Items listed in a dataset:
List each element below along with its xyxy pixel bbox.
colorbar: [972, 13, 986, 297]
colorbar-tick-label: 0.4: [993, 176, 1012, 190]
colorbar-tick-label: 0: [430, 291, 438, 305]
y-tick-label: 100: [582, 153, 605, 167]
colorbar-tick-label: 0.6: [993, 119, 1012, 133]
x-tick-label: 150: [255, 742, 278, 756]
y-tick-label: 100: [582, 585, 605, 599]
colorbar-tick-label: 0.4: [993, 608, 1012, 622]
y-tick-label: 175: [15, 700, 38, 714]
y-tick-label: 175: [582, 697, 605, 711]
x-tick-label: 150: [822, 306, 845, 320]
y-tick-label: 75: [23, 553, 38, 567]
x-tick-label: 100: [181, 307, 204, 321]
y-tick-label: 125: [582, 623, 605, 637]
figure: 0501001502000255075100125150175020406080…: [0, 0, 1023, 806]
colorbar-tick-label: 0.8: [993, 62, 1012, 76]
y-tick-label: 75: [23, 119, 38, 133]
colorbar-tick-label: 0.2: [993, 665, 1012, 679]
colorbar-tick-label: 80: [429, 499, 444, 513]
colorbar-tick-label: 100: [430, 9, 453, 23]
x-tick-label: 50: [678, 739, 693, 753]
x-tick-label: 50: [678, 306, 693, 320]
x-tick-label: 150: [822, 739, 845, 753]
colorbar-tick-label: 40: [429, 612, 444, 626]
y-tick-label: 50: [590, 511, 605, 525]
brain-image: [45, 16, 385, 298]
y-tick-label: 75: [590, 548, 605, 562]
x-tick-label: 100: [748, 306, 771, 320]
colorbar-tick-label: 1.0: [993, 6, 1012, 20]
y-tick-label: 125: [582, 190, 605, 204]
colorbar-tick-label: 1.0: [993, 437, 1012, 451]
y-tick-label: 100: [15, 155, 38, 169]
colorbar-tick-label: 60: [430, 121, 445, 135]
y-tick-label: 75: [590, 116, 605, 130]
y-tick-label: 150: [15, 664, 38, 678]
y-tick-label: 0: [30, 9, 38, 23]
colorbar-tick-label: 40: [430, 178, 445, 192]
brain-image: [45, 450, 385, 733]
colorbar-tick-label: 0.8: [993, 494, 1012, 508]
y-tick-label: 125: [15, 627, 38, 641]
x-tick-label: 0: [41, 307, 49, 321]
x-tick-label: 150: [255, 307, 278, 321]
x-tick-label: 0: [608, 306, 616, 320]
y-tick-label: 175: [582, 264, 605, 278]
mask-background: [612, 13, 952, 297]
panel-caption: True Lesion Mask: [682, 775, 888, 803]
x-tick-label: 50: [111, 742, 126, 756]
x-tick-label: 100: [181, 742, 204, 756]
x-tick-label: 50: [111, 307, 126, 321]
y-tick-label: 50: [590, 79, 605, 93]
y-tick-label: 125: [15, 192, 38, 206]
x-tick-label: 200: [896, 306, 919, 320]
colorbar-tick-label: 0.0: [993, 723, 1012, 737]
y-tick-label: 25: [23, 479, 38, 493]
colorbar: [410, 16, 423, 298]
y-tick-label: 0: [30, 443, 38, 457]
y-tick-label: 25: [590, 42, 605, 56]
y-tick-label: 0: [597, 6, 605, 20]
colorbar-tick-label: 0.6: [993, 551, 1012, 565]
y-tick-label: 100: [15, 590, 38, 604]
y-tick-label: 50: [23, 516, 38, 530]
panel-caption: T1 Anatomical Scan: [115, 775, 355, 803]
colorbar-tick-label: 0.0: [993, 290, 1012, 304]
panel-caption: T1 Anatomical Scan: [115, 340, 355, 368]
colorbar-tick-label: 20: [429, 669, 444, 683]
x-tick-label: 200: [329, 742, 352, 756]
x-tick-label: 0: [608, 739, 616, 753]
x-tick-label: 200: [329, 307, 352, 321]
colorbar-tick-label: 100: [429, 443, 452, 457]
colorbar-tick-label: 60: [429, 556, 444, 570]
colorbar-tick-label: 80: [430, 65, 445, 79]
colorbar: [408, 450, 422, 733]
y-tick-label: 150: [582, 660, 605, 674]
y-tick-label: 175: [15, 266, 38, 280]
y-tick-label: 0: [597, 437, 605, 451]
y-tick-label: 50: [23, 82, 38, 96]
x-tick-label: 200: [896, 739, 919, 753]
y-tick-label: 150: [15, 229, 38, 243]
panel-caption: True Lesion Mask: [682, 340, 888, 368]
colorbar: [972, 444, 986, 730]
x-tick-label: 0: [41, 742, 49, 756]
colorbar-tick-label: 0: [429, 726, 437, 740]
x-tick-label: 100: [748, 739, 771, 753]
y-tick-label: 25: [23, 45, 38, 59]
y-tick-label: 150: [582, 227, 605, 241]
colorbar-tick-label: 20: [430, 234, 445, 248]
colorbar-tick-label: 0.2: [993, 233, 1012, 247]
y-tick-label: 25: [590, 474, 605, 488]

**Exercise instructions**.
Copy out, unchanged, every line from the very start of the material down to and including the line that contains "colorbar-tick-label: 0.8: [993, 62, 1012, 76]".

**Exercise solution**.
List each element below along with its xyxy pixel bbox.
colorbar: [972, 13, 986, 297]
colorbar-tick-label: 0.4: [993, 176, 1012, 190]
colorbar-tick-label: 0: [430, 291, 438, 305]
y-tick-label: 100: [582, 153, 605, 167]
colorbar-tick-label: 0.6: [993, 119, 1012, 133]
x-tick-label: 150: [255, 742, 278, 756]
y-tick-label: 100: [582, 585, 605, 599]
colorbar-tick-label: 0.4: [993, 608, 1012, 622]
y-tick-label: 175: [15, 700, 38, 714]
y-tick-label: 175: [582, 697, 605, 711]
x-tick-label: 150: [822, 306, 845, 320]
y-tick-label: 75: [23, 553, 38, 567]
x-tick-label: 100: [181, 307, 204, 321]
y-tick-label: 125: [582, 623, 605, 637]
figure: 0501001502000255075100125150175020406080…: [0, 0, 1023, 806]
colorbar-tick-label: 0.8: [993, 62, 1012, 76]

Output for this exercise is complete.